**Problem**
Answer with nothing but a number: how many lines include the word "DISTRIBUTION"?

**Dataset entries on figures**
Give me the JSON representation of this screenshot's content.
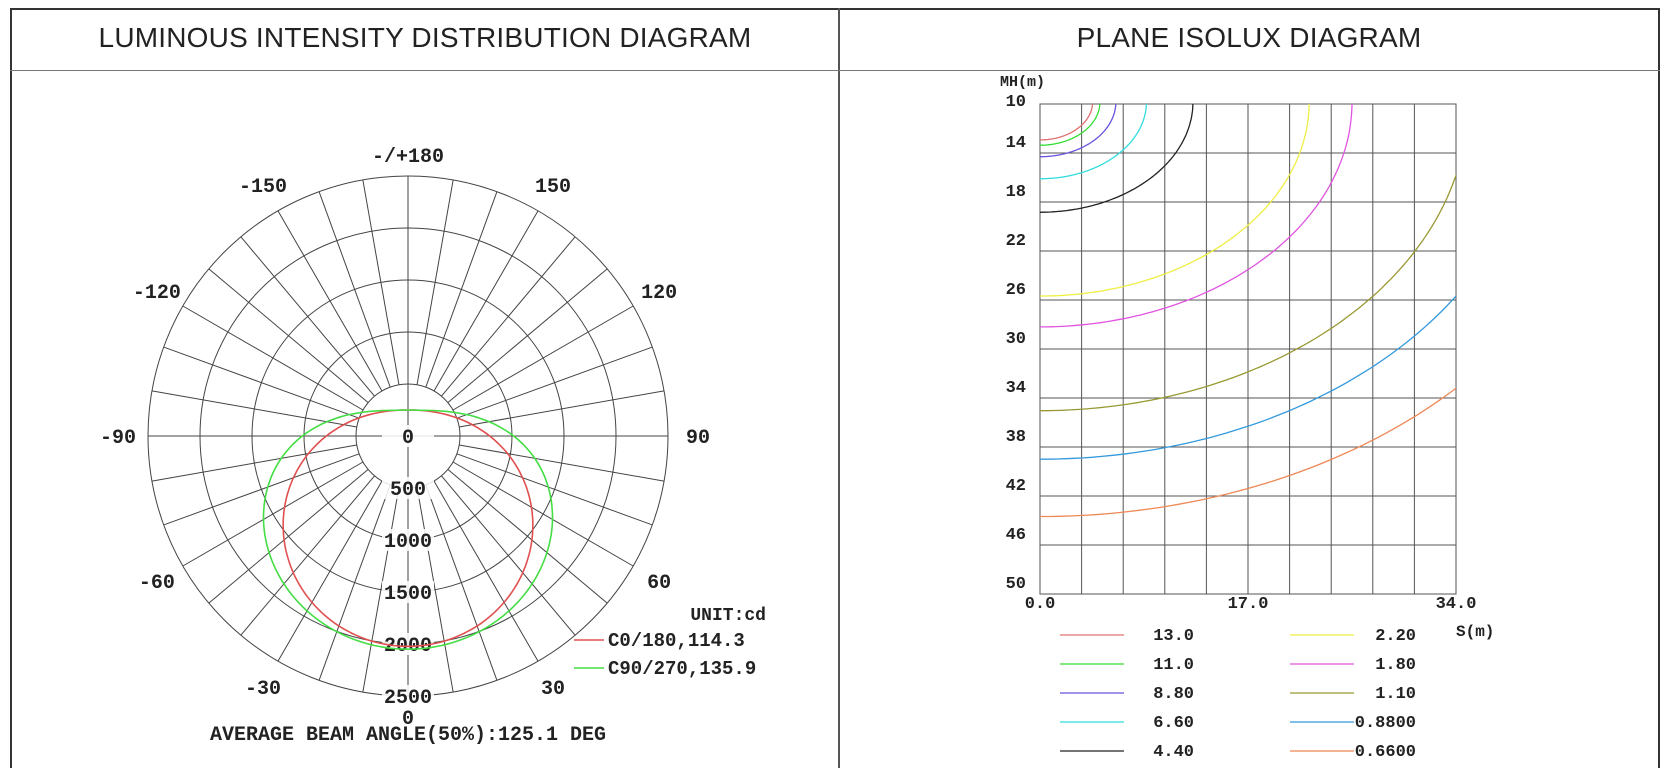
{
  "headers": {
    "left": "LUMINOUS INTENSITY DISTRIBUTION DIAGRAM",
    "right": "PLANE ISOLUX DIAGRAM"
  },
  "chart_data": [
    {
      "type": "polar",
      "title": "LUMINOUS INTENSITY DISTRIBUTION DIAGRAM",
      "angle_labels": [
        {
          "label": "-/+180",
          "angle": 180
        },
        {
          "label": "150",
          "angle": 150
        },
        {
          "label": "-150",
          "angle": -150
        },
        {
          "label": "120",
          "angle": 120
        },
        {
          "label": "-120",
          "angle": -120
        },
        {
          "label": "90",
          "angle": 90
        },
        {
          "label": "-90",
          "angle": -90
        },
        {
          "label": "60",
          "angle": 60
        },
        {
          "label": "-60",
          "angle": -60
        },
        {
          "label": "30",
          "angle": 30
        },
        {
          "label": "-30",
          "angle": -30
        },
        {
          "label": "0",
          "angle": 0
        }
      ],
      "radial_ticks": [
        "0",
        "500",
        "1000",
        "1500",
        "2000",
        "2500"
      ],
      "rmax": 2500,
      "unit": "UNIT:cd",
      "series": [
        {
          "name": "C0/180,114.3",
          "color": "#e05050",
          "fwhm": 114.3,
          "peak": 2470
        },
        {
          "name": "C90/270,135.9",
          "color": "#44dd44",
          "fwhm": 135.9,
          "peak": 2500
        }
      ],
      "footer": "AVERAGE BEAM ANGLE(50%):125.1 DEG"
    },
    {
      "type": "line",
      "title": "PLANE ISOLUX DIAGRAM",
      "ylabel": "MH(m)",
      "xlabel": "S(m)",
      "x_ticks": [
        "0.0",
        "17.0",
        "34.0"
      ],
      "xlim": [
        0,
        34
      ],
      "y_ticks": [
        "10",
        "14",
        "18",
        "22",
        "26",
        "30",
        "34",
        "38",
        "42",
        "46",
        "50"
      ],
      "ylim": [
        10,
        50
      ],
      "isolines": [
        {
          "label": "13.0",
          "color": "#e07070",
          "radius": 4.3
        },
        {
          "label": "11.0",
          "color": "#33dd33",
          "radius": 4.9
        },
        {
          "label": "8.80",
          "color": "#6655dd",
          "radius": 6.2
        },
        {
          "label": "6.60",
          "color": "#33dddd",
          "radius": 8.7
        },
        {
          "label": "4.40",
          "color": "#222222",
          "radius": 12.5
        },
        {
          "label": "2.20",
          "color": "#eeee44",
          "radius": 22.0
        },
        {
          "label": "1.80",
          "color": "#e055e0",
          "radius": 25.5
        },
        {
          "label": "1.10",
          "color": "#999933",
          "radius": 35.0
        },
        {
          "label": "0.8800",
          "color": "#3399dd",
          "radius": 40.5
        },
        {
          "label": "0.6600",
          "color": "#ee8855",
          "radius": 47.0
        }
      ]
    }
  ]
}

**Full solution**
2